*THE REQUEST:* Look through the material below. Copy each line that contains the string "cables".

*DATA FOR THIS TASK:*
################

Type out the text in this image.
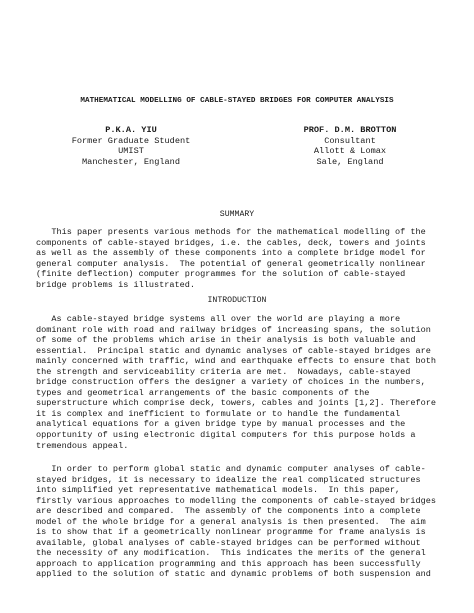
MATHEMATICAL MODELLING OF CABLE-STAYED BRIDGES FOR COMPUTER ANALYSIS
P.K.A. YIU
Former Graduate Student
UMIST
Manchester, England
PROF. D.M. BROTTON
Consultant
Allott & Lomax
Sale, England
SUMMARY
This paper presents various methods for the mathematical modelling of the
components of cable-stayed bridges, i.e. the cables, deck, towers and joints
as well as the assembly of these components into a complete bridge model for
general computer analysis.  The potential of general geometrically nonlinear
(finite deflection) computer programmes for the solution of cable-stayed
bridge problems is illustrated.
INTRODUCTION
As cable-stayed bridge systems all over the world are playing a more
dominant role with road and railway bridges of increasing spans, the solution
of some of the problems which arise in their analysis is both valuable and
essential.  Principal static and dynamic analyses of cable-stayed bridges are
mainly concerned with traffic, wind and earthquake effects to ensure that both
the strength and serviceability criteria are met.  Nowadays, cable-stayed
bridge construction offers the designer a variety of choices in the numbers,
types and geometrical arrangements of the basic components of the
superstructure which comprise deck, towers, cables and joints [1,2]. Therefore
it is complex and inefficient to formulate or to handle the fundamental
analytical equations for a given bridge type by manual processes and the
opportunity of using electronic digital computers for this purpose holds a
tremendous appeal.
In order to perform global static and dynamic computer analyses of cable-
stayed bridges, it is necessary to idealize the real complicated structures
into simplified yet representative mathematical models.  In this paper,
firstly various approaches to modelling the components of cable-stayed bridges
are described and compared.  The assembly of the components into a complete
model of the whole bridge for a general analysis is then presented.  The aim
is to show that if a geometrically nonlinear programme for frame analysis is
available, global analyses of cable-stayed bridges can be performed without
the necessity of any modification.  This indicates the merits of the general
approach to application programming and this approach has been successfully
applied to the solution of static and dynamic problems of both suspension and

################

*TASK RESPONSE:*
components of cable-stayed bridges, i.e. the cables, deck, towers and joints
superstructure which comprise deck, towers, cables and joints [1,2]. Therefore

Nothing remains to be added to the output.